What to work on: Wherever "其他支出" appears in a line, copy that line.
:::::
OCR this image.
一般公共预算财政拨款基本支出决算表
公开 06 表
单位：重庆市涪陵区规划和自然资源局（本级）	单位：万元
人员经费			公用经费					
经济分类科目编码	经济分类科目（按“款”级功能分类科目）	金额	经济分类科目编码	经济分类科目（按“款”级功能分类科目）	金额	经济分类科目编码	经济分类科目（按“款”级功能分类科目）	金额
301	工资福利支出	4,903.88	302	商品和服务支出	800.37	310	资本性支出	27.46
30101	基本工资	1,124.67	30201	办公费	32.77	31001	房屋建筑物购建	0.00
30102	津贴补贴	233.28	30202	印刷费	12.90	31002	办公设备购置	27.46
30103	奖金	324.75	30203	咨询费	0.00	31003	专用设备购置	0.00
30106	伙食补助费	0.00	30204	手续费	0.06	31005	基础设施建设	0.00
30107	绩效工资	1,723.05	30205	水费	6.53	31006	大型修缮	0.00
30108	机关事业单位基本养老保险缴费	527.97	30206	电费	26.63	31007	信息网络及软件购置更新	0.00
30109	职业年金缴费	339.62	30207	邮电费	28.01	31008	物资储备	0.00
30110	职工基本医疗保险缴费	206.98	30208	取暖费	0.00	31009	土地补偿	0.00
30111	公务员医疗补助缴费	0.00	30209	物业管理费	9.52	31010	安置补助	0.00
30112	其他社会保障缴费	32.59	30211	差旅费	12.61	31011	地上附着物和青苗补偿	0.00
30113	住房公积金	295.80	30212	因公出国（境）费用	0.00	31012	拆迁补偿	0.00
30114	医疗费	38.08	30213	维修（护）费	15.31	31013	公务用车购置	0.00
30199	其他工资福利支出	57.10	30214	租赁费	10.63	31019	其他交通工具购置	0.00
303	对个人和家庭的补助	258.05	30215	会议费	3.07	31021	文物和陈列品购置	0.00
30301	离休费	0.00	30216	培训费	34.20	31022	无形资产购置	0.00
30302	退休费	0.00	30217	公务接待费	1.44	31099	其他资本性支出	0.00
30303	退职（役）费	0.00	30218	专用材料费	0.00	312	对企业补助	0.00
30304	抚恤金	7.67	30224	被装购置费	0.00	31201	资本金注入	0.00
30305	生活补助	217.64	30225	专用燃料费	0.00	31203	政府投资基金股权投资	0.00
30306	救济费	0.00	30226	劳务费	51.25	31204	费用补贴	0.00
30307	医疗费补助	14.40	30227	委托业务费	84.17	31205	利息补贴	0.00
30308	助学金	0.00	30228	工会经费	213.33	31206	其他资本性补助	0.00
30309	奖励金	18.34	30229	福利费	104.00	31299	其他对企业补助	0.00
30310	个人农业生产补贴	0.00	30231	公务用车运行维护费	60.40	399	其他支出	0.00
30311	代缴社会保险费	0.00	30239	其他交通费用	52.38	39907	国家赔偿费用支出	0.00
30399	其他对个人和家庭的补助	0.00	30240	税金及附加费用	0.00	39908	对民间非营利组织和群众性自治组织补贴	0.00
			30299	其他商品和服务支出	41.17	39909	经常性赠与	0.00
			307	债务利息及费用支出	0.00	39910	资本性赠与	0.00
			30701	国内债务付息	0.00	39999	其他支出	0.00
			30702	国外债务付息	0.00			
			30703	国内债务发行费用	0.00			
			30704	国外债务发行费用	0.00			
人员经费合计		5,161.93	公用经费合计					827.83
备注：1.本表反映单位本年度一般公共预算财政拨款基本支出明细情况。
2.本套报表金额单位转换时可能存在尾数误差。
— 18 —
:::::
Solution to this exercise:
30310	个人农业生产补贴	0.00	30231	公务用车运行维护费	60.40	399	其他支出	0.00
			30701	国内债务付息	0.00	39999	其他支出	0.00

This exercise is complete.